[Dataset excerpt]
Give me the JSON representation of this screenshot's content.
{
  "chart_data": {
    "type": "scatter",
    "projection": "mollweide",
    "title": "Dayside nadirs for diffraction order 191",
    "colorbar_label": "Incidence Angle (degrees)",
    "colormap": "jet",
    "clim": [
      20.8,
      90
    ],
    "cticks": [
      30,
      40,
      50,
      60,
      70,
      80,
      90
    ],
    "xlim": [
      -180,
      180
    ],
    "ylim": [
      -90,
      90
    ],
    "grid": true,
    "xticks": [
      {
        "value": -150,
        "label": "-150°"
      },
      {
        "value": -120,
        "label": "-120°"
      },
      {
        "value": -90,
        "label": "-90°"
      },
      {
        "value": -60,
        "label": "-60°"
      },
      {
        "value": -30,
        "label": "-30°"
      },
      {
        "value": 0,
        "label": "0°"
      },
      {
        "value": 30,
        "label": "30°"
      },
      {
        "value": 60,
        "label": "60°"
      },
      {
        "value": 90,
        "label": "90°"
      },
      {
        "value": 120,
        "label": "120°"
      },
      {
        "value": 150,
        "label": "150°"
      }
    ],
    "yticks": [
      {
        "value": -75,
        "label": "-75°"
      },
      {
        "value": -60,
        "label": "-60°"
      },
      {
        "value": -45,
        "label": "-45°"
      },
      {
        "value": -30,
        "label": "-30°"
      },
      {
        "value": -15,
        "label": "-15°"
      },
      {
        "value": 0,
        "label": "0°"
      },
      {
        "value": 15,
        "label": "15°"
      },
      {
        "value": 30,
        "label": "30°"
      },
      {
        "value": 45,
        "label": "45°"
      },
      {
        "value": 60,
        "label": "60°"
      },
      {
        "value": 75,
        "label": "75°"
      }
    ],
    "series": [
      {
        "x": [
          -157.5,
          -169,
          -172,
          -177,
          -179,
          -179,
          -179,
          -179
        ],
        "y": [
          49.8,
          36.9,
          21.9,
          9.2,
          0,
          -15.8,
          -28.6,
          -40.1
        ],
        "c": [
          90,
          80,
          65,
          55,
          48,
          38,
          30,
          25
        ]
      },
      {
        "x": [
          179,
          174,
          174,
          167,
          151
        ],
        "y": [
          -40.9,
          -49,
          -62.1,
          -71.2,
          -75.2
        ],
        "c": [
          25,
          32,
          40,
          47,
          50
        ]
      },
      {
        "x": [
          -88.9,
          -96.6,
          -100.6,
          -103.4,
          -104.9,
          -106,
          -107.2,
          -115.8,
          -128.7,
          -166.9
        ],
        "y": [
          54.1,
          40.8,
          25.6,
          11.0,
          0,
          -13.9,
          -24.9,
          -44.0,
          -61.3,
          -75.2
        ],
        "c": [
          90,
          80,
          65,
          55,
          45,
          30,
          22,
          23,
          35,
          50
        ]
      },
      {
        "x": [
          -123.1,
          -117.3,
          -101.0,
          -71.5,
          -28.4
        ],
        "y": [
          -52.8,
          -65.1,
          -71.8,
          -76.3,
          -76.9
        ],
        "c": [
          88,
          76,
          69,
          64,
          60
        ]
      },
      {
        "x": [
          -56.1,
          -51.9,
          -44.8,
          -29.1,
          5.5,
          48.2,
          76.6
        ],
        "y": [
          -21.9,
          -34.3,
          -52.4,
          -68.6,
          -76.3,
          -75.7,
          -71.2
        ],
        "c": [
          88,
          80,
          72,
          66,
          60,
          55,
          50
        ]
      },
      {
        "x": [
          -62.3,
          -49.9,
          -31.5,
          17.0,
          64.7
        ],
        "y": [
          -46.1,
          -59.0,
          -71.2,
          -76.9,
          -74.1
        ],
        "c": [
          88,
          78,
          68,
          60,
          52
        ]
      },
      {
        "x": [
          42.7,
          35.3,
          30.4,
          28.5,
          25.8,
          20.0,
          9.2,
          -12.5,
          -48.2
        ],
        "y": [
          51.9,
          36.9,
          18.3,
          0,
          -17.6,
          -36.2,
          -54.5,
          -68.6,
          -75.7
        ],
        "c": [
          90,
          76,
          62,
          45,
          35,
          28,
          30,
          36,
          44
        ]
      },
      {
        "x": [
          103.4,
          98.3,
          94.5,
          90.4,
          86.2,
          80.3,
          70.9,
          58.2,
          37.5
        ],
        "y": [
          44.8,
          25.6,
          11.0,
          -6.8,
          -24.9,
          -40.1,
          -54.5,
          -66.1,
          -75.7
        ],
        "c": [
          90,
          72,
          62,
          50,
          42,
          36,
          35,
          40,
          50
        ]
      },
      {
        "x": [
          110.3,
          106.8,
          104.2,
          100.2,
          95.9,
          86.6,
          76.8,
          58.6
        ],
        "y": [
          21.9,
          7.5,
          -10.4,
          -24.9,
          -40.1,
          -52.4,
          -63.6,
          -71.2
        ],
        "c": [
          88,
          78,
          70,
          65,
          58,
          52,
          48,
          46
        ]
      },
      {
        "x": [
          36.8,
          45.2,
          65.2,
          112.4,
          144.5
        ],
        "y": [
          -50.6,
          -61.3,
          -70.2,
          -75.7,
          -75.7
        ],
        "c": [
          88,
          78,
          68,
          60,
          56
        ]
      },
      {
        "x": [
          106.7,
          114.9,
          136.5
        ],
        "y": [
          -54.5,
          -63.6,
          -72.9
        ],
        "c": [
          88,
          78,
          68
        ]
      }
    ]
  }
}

## TASK DETAILS
Extract the complete listing above, reproducing each line exactly.

## PROBLEM SOLUTION
Give me the JSON representation of this screenshot's content.
{
  "chart_data": {
    "type": "scatter",
    "projection": "mollweide",
    "title": "Dayside nadirs for diffraction order 191",
    "colorbar_label": "Incidence Angle (degrees)",
    "colormap": "jet",
    "clim": [
      20.8,
      90
    ],
    "cticks": [
      30,
      40,
      50,
      60,
      70,
      80,
      90
    ],
    "xlim": [
      -180,
      180
    ],
    "ylim": [
      -90,
      90
    ],
    "grid": true,
    "xticks": [
      {
        "value": -150,
        "label": "-150°"
      },
      {
        "value": -120,
        "label": "-120°"
      },
      {
        "value": -90,
        "label": "-90°"
      },
      {
        "value": -60,
        "label": "-60°"
      },
      {
        "value": -30,
        "label": "-30°"
      },
      {
        "value": 0,
        "label": "0°"
      },
      {
        "value": 30,
        "label": "30°"
      },
      {
        "value": 60,
        "label": "60°"
      },
      {
        "value": 90,
        "label": "90°"
      },
      {
        "value": 120,
        "label": "120°"
      },
      {
        "value": 150,
        "label": "150°"
      }
    ],
    "yticks": [
      {
        "value": -75,
        "label": "-75°"
      },
      {
        "value": -60,
        "label": "-60°"
      },
      {
        "value": -45,
        "label": "-45°"
      },
      {
        "value": -30,
        "label": "-30°"
      },
      {
        "value": -15,
        "label": "-15°"
      },
      {
        "value": 0,
        "label": "0°"
      },
      {
        "value": 15,
        "label": "15°"
      },
      {
        "value": 30,
        "label": "30°"
      },
      {
        "value": 45,
        "label": "45°"
      },
      {
        "value": 60,
        "label": "60°"
      },
      {
        "value": 75,
        "label": "75°"
      }
    ],
    "series": [
      {
        "x": [
          -157.5,
          -169,
          -172,
          -177,
          -179,
          -179,
          -179,
          -179
        ],
        "y": [
          49.8,
          36.9,
          21.9,
          9.2,
          0,
          -15.8,
          -28.6,
          -40.1
        ],
        "c": [
          90,
          80,
          65,
          55,
          48,
          38,
          30,
          25
        ]
      },
      {
        "x": [
          179,
          174,
          174,
          167,
          151
        ],
        "y": [
          -40.9,
          -49,
          -62.1,
          -71.2,
          -75.2
        ],
        "c": [
          25,
          32,
          40,
          47,
          50
        ]
      },
      {
        "x": [
          -88.9,
          -96.6,
          -100.6,
          -103.4,
          -104.9,
          -106,
          -107.2,
          -115.8,
          -128.7,
          -166.9
        ],
        "y": [
          54.1,
          40.8,
          25.6,
          11.0,
          0,
          -13.9,
          -24.9,
          -44.0,
          -61.3,
          -75.2
        ],
        "c": [
          90,
          80,
          65,
          55,
          45,
          30,
          22,
          23,
          35,
          50
        ]
      },
      {
        "x": [
          -123.1,
          -117.3,
          -101.0,
          -71.5,
          -28.4
        ],
        "y": [
          -52.8,
          -65.1,
          -71.8,
          -76.3,
          -76.9
        ],
        "c": [
          88,
          76,
          69,
          64,
          60
        ]
      },
      {
        "x": [
          -56.1,
          -51.9,
          -44.8,
          -29.1,
          5.5,
          48.2,
          76.6
        ],
        "y": [
          -21.9,
          -34.3,
          -52.4,
          -68.6,
          -76.3,
          -75.7,
          -71.2
        ],
        "c": [
          88,
          80,
          72,
          66,
          60,
          55,
          50
        ]
      },
      {
        "x": [
          -62.3,
          -49.9,
          -31.5,
          17.0,
          64.7
        ],
        "y": [
          -46.1,
          -59.0,
          -71.2,
          -76.9,
          -74.1
        ],
        "c": [
          88,
          78,
          68,
          60,
          52
        ]
      },
      {
        "x": [
          42.7,
          35.3,
          30.4,
          28.5,
          25.8,
          20.0,
          9.2,
          -12.5,
          -48.2
        ],
        "y": [
          51.9,
          36.9,
          18.3,
          0,
          -17.6,
          -36.2,
          -54.5,
          -68.6,
          -75.7
        ],
        "c": [
          90,
          76,
          62,
          45,
          35,
          28,
          30,
          36,
          44
        ]
      },
      {
        "x": [
          103.4,
          98.3,
          94.5,
          90.4,
          86.2,
          80.3,
          70.9,
          58.2,
          37.5
        ],
        "y": [
          44.8,
          25.6,
          11.0,
          -6.8,
          -24.9,
          -40.1,
          -54.5,
          -66.1,
          -75.7
        ],
        "c": [
          90,
          72,
          62,
          50,
          42,
          36,
          35,
          40,
          50
        ]
      },
      {
        "x": [
          110.3,
          106.8,
          104.2,
          100.2,
          95.9,
          86.6,
          76.8,
          58.6
        ],
        "y": [
          21.9,
          7.5,
          -10.4,
          -24.9,
          -40.1,
          -52.4,
          -63.6,
          -71.2
        ],
        "c": [
          88,
          78,
          70,
          65,
          58,
          52,
          48,
          46
        ]
      },
      {
        "x": [
          36.8,
          45.2,
          65.2,
          112.4,
          144.5
        ],
        "y": [
          -50.6,
          -61.3,
          -70.2,
          -75.7,
          -75.7
        ],
        "c": [
          88,
          78,
          68,
          60,
          56
        ]
      },
      {
        "x": [
          106.7,
          114.9,
          136.5
        ],
        "y": [
          -54.5,
          -63.6,
          -72.9
        ],
        "c": [
          88,
          78,
          68
        ]
      }
    ]
  }
}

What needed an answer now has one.